Exercise data:

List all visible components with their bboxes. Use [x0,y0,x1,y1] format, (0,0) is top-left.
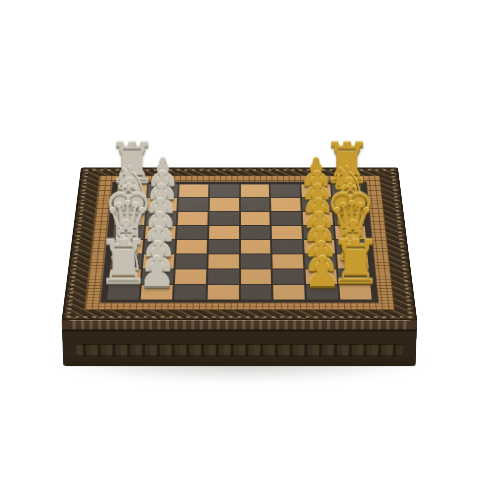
pieces-layer: ♜♟♟♜♞♟♟♞♝♟♟♝♚♟♟♚♛♟♟♛♝♟♟♝♞♟♟♞♜♟♟♜ [106,184,373,300]
photo-stage: ♜♟♟♜♞♟♟♞♝♟♟♝♚♟♟♚♛♟♟♛♝♟♟♝♞♟♟♞♜♟♟♜ [0,0,480,480]
board-box: ♜♟♟♜♞♟♟♞♝♟♟♝♚♟♟♚♛♟♟♛♝♟♟♝♞♟♟♞♜♟♟♜ [62,168,417,321]
box-front-face [62,320,417,366]
chess-set-photo: ♜♟♟♜♞♟♟♞♝♟♟♝♚♟♟♚♛♟♟♛♝♟♟♝♞♟♟♞♜♟♟♜ [0,0,480,480]
black-rook: ♜ [322,233,389,293]
white-rook: ♜ [90,233,157,293]
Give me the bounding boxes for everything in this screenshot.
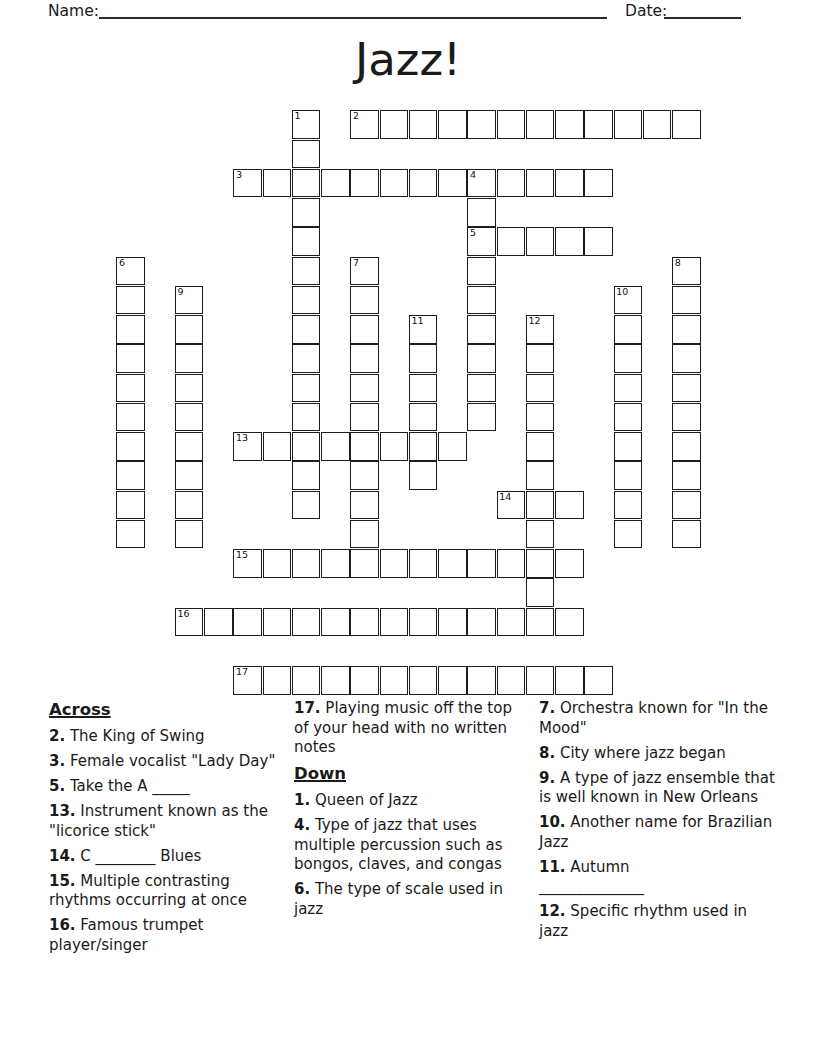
clue-2: 2. The King of Swing	[49, 727, 286, 747]
grid-cell-r2c10[interactable]	[409, 169, 437, 197]
grid-cell-r0c9[interactable]	[380, 110, 408, 138]
grid-cell-r2c13[interactable]	[497, 169, 525, 197]
grid-cell-r8c10[interactable]	[409, 344, 437, 372]
grid-cell-r7c0[interactable]	[116, 315, 144, 343]
grid-cell-r17c12[interactable]	[467, 608, 495, 636]
grid-cell-r0c12[interactable]	[467, 110, 495, 138]
grid-cell-r15c4[interactable]: 15	[233, 549, 261, 577]
clue-number-4: 4	[470, 170, 476, 180]
grid-cell-r19c10[interactable]	[409, 666, 437, 694]
grid-cell-r13c8[interactable]	[350, 491, 378, 519]
grid-cell-r9c14[interactable]	[526, 374, 554, 402]
grid-cell-r4c12[interactable]: 5	[467, 227, 495, 255]
grid-cell-r9c0[interactable]	[116, 374, 144, 402]
grid-cell-r8c14[interactable]	[526, 344, 554, 372]
grid-cell-r11c9[interactable]	[380, 432, 408, 460]
grid-cell-r6c0[interactable]	[116, 286, 144, 314]
grid-cell-r11c11[interactable]	[438, 432, 466, 460]
grid-cell-r17c7[interactable]	[321, 608, 349, 636]
grid-cell-r14c14[interactable]	[526, 520, 554, 548]
grid-cell-r14c8[interactable]	[350, 520, 378, 548]
clue-number-14: 14	[499, 492, 511, 502]
grid-cell-r0c18[interactable]	[643, 110, 671, 138]
clue-number-label: 7.	[539, 699, 555, 717]
grid-cell-r7c2[interactable]	[175, 315, 203, 343]
grid-cell-r13c0[interactable]	[116, 491, 144, 519]
clue-number-label: 1.	[294, 791, 310, 809]
clue-number-label: 11.	[539, 858, 566, 876]
clue-number-label: 8.	[539, 744, 555, 762]
grid-cell-r9c17[interactable]	[614, 374, 642, 402]
grid-cell-r2c16[interactable]	[584, 169, 612, 197]
grid-cell-r0c10[interactable]	[409, 110, 437, 138]
grid-cell-r0c15[interactable]	[555, 110, 583, 138]
clue-number-label: 16.	[49, 916, 76, 934]
clue-5: 5. Take the A _____	[49, 777, 286, 797]
grid-cell-r0c8[interactable]: 2	[350, 110, 378, 138]
grid-cell-r2c6[interactable]	[292, 169, 320, 197]
grid-cell-r11c6[interactable]	[292, 432, 320, 460]
clue-text: Type of jazz that uses multiple percussi…	[294, 816, 502, 873]
grid-cell-r8c12[interactable]	[467, 344, 495, 372]
grid-cell-r7c19[interactable]	[672, 315, 700, 343]
grid-cell-r0c19[interactable]	[672, 110, 700, 138]
grid-cell-r9c2[interactable]	[175, 374, 203, 402]
grid-cell-r8c6[interactable]	[292, 344, 320, 372]
grid-cell-r17c14[interactable]	[526, 608, 554, 636]
grid-cell-r4c15[interactable]	[555, 227, 583, 255]
clue-12: 12. Specific rhythm used in jazz	[539, 902, 776, 941]
clue-number-3: 3	[236, 170, 242, 180]
clue-8: 8. City where jazz began	[539, 744, 776, 764]
grid-cell-r0c14[interactable]	[526, 110, 554, 138]
grid-cell-r4c16[interactable]	[584, 227, 612, 255]
grid-cell-r4c6[interactable]	[292, 227, 320, 255]
clue-number-label: 3.	[49, 752, 65, 770]
clue-11: 11. Autumn ______________	[539, 858, 776, 897]
grid-cell-r15c14[interactable]	[526, 549, 554, 577]
clue-number-label: 5.	[49, 777, 65, 795]
grid-cell-r9c6[interactable]	[292, 374, 320, 402]
clue-text: Multiple contrasting rhythms occurring a…	[49, 872, 247, 910]
grid-cell-r0c11[interactable]	[438, 110, 466, 138]
clue-text: Orchestra known for "In the Mood"	[539, 699, 768, 737]
clue-text: C ________ Blues	[76, 847, 202, 865]
grid-cell-r10c0[interactable]	[116, 403, 144, 431]
grid-cell-r13c13[interactable]: 14	[497, 491, 525, 519]
grid-cell-r14c17[interactable]	[614, 520, 642, 548]
clue-number-label: 2.	[49, 727, 65, 745]
clue-number-label: 13.	[49, 802, 76, 820]
clue-text: Take the A _____	[65, 777, 190, 795]
grid-cell-r7c12[interactable]	[467, 315, 495, 343]
grid-cell-r2c14[interactable]	[526, 169, 554, 197]
grid-cell-r6c8[interactable]	[350, 286, 378, 314]
grid-cell-r10c12[interactable]	[467, 403, 495, 431]
grid-cell-r14c2[interactable]	[175, 520, 203, 548]
clue-number-label: 6.	[294, 880, 310, 898]
clue-number-16: 16	[177, 609, 189, 619]
clue-number-7: 7	[353, 258, 359, 268]
grid-cell-r13c17[interactable]	[614, 491, 642, 519]
grid-cell-r15c9[interactable]	[380, 549, 408, 577]
grid-cell-r10c17[interactable]	[614, 403, 642, 431]
clue-text: The type of scale used in jazz	[294, 880, 503, 918]
clue-text: The King of Swing	[65, 727, 204, 745]
grid-cell-r19c15[interactable]	[555, 666, 583, 694]
clue-text: Queen of Jazz	[310, 791, 417, 809]
clue-15: 15. Multiple contrasting rhythms occurri…	[49, 872, 286, 911]
grid-cell-r8c8[interactable]	[350, 344, 378, 372]
clue-number-2: 2	[353, 111, 359, 121]
grid-cell-r12c6[interactable]	[292, 461, 320, 489]
grid-cell-r19c8[interactable]	[350, 666, 378, 694]
clue-number-8: 8	[675, 258, 681, 268]
grid-cell-r10c2[interactable]	[175, 403, 203, 431]
grid-cell-r8c2[interactable]	[175, 344, 203, 372]
grid-cell-r17c10[interactable]	[409, 608, 437, 636]
clue-number-label: 14.	[49, 847, 76, 865]
clue-number-label: 9.	[539, 769, 555, 787]
grid-cell-r10c14[interactable]	[526, 403, 554, 431]
grid-cell-r5c6[interactable]	[292, 257, 320, 285]
grid-cell-r8c19[interactable]	[672, 344, 700, 372]
grid-cell-r2c12[interactable]: 4	[467, 169, 495, 197]
clue-number-label: 17.	[294, 699, 321, 717]
grid-cell-r7c8[interactable]	[350, 315, 378, 343]
grid-cell-r2c11[interactable]	[438, 169, 466, 197]
grid-cell-r4c13[interactable]	[497, 227, 525, 255]
grid-cell-r17c3[interactable]	[204, 608, 232, 636]
grid-cell-r12c2[interactable]	[175, 461, 203, 489]
grid-cell-r6c6[interactable]	[292, 286, 320, 314]
grid-cell-r9c19[interactable]	[672, 374, 700, 402]
grid-cell-r13c15[interactable]	[555, 491, 583, 519]
grid-cell-r15c8[interactable]	[350, 549, 378, 577]
clue-number-15: 15	[236, 550, 248, 560]
grid-cell-r17c15[interactable]	[555, 608, 583, 636]
grid-cell-r10c10[interactable]	[409, 403, 437, 431]
grid-cell-r13c6[interactable]	[292, 491, 320, 519]
grid-cell-r15c10[interactable]	[409, 549, 437, 577]
grid-cell-r6c17[interactable]: 10	[614, 286, 642, 314]
grid-cell-r5c19[interactable]: 8	[672, 257, 700, 285]
clue-number-17: 17	[236, 667, 248, 677]
grid-cell-r13c2[interactable]	[175, 491, 203, 519]
clue-number-10: 10	[616, 287, 628, 297]
grid-cell-r6c19[interactable]	[672, 286, 700, 314]
clue-text: A type of jazz ensemble that is well kno…	[539, 769, 775, 807]
grid-cell-r12c14[interactable]	[526, 461, 554, 489]
grid-cell-r5c0[interactable]: 6	[116, 257, 144, 285]
clue-6: 6. The type of scale used in jazz	[294, 880, 531, 919]
grid-cell-r0c16[interactable]	[584, 110, 612, 138]
grid-cell-r3c12[interactable]	[467, 198, 495, 226]
grid-cell-r19c12[interactable]	[467, 666, 495, 694]
grid-cell-r19c16[interactable]	[584, 666, 612, 694]
clue-number-9: 9	[177, 287, 183, 297]
clue-text: Playing music off the top of your head w…	[294, 699, 512, 756]
grid-cell-r12c19[interactable]	[672, 461, 700, 489]
grid-cell-r17c4[interactable]	[233, 608, 261, 636]
grid-cell-r14c19[interactable]	[672, 520, 700, 548]
clue-number-6: 6	[119, 258, 125, 268]
grid-cell-r10c19[interactable]	[672, 403, 700, 431]
grid-cell-r2c9[interactable]	[380, 169, 408, 197]
grid-cell-r11c8[interactable]	[350, 432, 378, 460]
clue-column-2: 17. Playing music off the top of your he…	[294, 699, 531, 925]
clue-7: 7. Orchestra known for "In the Mood"	[539, 699, 776, 738]
grid-cell-r11c0[interactable]	[116, 432, 144, 460]
grid-cell-r19c5[interactable]	[263, 666, 291, 694]
grid-cell-r17c11[interactable]	[438, 608, 466, 636]
grid-cell-r4c14[interactable]	[526, 227, 554, 255]
clue-10: 10. Another name for Brazilian Jazz	[539, 813, 776, 852]
clue-column-3: 7. Orchestra known for "In the Mood"8. C…	[539, 699, 776, 947]
grid-cell-r17c13[interactable]	[497, 608, 525, 636]
clues-heading-down: Down	[294, 763, 531, 784]
grid-cell-r17c8[interactable]	[350, 608, 378, 636]
grid-cell-r15c13[interactable]	[497, 549, 525, 577]
grid-cell-r12c10[interactable]	[409, 461, 437, 489]
grid-cell-r19c14[interactable]	[526, 666, 554, 694]
grid-cell-r11c4[interactable]: 13	[233, 432, 261, 460]
grid-cell-r0c6[interactable]: 1	[292, 110, 320, 138]
grid-cell-r16c14[interactable]	[526, 578, 554, 606]
grid-cell-r15c15[interactable]	[555, 549, 583, 577]
grid-cell-r12c17[interactable]	[614, 461, 642, 489]
clue-text: Specific rhythm used in jazz	[539, 902, 747, 940]
grid-cell-r19c7[interactable]	[321, 666, 349, 694]
date-field-line[interactable]	[664, 1, 741, 19]
grid-cell-r2c5[interactable]	[263, 169, 291, 197]
grid-cell-r2c4[interactable]: 3	[233, 169, 261, 197]
clue-13: 13. Instrument known as the "licorice st…	[49, 802, 286, 841]
clue-4: 4. Type of jazz that uses multiple percu…	[294, 816, 531, 875]
clue-number-11: 11	[411, 316, 423, 326]
grid-cell-r13c14[interactable]	[526, 491, 554, 519]
grid-cell-r7c17[interactable]	[614, 315, 642, 343]
date-label: Date:	[625, 2, 667, 20]
clue-number-label: 15.	[49, 872, 76, 890]
grid-cell-r7c10[interactable]: 11	[409, 315, 437, 343]
grid-cell-r9c10[interactable]	[409, 374, 437, 402]
grid-cell-r19c9[interactable]	[380, 666, 408, 694]
clue-14: 14. C ________ Blues	[49, 847, 286, 867]
clue-number-label: 12.	[539, 902, 566, 920]
clue-number-label: 10.	[539, 813, 566, 831]
clue-text: City where jazz began	[555, 744, 726, 762]
grid-cell-r11c19[interactable]	[672, 432, 700, 460]
grid-cell-r8c17[interactable]	[614, 344, 642, 372]
grid-cell-r0c17[interactable]	[614, 110, 642, 138]
clues-section: Across2. The King of Swing3. Female voca…	[49, 699, 775, 961]
grid-cell-r5c12[interactable]	[467, 257, 495, 285]
grid-cell-r12c8[interactable]	[350, 461, 378, 489]
grid-cell-r2c15[interactable]	[555, 169, 583, 197]
crossword-grid: 1234567891011121314151617	[116, 110, 702, 696]
grid-cell-r7c14[interactable]: 12	[526, 315, 554, 343]
grid-cell-r12c0[interactable]	[116, 461, 144, 489]
clue-number-label: 4.	[294, 816, 310, 834]
grid-cell-r15c5[interactable]	[263, 549, 291, 577]
grid-cell-r7c6[interactable]	[292, 315, 320, 343]
grid-cell-r17c5[interactable]	[263, 608, 291, 636]
grid-cell-r10c6[interactable]	[292, 403, 320, 431]
grid-cell-r5c8[interactable]: 7	[350, 257, 378, 285]
grid-cell-r10c8[interactable]	[350, 403, 378, 431]
grid-cell-r11c2[interactable]	[175, 432, 203, 460]
name-field-line[interactable]	[99, 1, 607, 19]
clue-16: 16. Famous trumpet player/singer	[49, 916, 286, 955]
grid-cell-r11c10[interactable]	[409, 432, 437, 460]
puzzle-title: Jazz!	[0, 33, 816, 86]
grid-cell-r17c9[interactable]	[380, 608, 408, 636]
clue-17: 17. Playing music off the top of your he…	[294, 699, 531, 758]
grid-cell-r8c0[interactable]	[116, 344, 144, 372]
grid-cell-r3c6[interactable]	[292, 198, 320, 226]
clue-number-1: 1	[294, 111, 300, 121]
grid-cell-r6c12[interactable]	[467, 286, 495, 314]
grid-cell-r19c6[interactable]	[292, 666, 320, 694]
grid-cell-r9c12[interactable]	[467, 374, 495, 402]
clue-text: Female vocalist "Lady Day"	[65, 752, 275, 770]
grid-cell-r15c11[interactable]	[438, 549, 466, 577]
grid-cell-r15c7[interactable]	[321, 549, 349, 577]
grid-cell-r11c5[interactable]	[263, 432, 291, 460]
grid-cell-r15c12[interactable]	[467, 549, 495, 577]
grid-cell-r19c4[interactable]: 17	[233, 666, 261, 694]
clue-number-5: 5	[470, 228, 476, 238]
grid-cell-r1c6[interactable]	[292, 140, 320, 168]
clue-number-12: 12	[528, 316, 540, 326]
grid-cell-r14c0[interactable]	[116, 520, 144, 548]
clue-3: 3. Female vocalist "Lady Day"	[49, 752, 286, 772]
grid-cell-r17c2[interactable]: 16	[175, 608, 203, 636]
clue-1: 1. Queen of Jazz	[294, 791, 531, 811]
grid-cell-r19c13[interactable]	[497, 666, 525, 694]
clue-9: 9. A type of jazz ensemble that is well …	[539, 769, 776, 808]
grid-cell-r13c19[interactable]	[672, 491, 700, 519]
grid-cell-r11c7[interactable]	[321, 432, 349, 460]
grid-cell-r0c13[interactable]	[497, 110, 525, 138]
name-label: Name:	[48, 2, 99, 20]
grid-cell-r11c14[interactable]	[526, 432, 554, 460]
grid-cell-r2c8[interactable]	[350, 169, 378, 197]
grid-cell-r17c6[interactable]	[292, 608, 320, 636]
grid-cell-r9c8[interactable]	[350, 374, 378, 402]
grid-cell-r6c2[interactable]: 9	[175, 286, 203, 314]
clues-heading-across: Across	[49, 699, 286, 720]
grid-cell-r11c17[interactable]	[614, 432, 642, 460]
grid-cell-r19c11[interactable]	[438, 666, 466, 694]
grid-cell-r2c7[interactable]	[321, 169, 349, 197]
clue-text: Instrument known as the "licorice stick"	[49, 802, 268, 840]
clue-column-1: Across2. The King of Swing3. Female voca…	[49, 699, 286, 961]
clue-number-13: 13	[236, 433, 248, 443]
grid-cell-r15c6[interactable]	[292, 549, 320, 577]
clue-text: Another name for Brazilian Jazz	[539, 813, 772, 851]
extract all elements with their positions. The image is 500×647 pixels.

Exercise goal: Retype the rows from the line containing "pieces-layer: ♜♟♟♜♞♟♟♞♝♟♟♝♚♟♟♚♛♟♟♛♝♟♟♝♞♟♟♞♜♟♟♜ [106,184,373,300]" to the line containing "Give me the", keeping every character as it appears.

Exercise response:
pieces-layer: ♜♟♟♜♞♟♟♞♝♟♟♝♚♟♟♚♛♟♟♛♝♟♟♝♞♟♟♞♜♟♟♜ [106,184,373,300]
photo-stage: ♜♟♟♜♞♟♟♞♝♟♟♝♚♟♟♚♛♟♟♛♝♟♟♝♞♟♟♞♜♟♟♜ [0,0,480,480]
board-box: ♜♟♟♜♞♟♟♞♝♟♟♝♚♟♟♚♛♟♟♛♝♟♟♝♞♟♟♞♜♟♟♜ [62,168,417,321]
box-front-face [62,320,417,366]
chess-set-photo: ♜♟♟♜♞♟♟♞♝♟♟♝♚♟♟♚♛♟♟♛♝♟♟♝♞♟♟♞♜♟♟♜ [0,0,480,480]
black-rook: ♜ [322,233,389,293]
white-rook: ♜ [90,233,157,293]
Give me the bounding boxes for everything in this screenshot.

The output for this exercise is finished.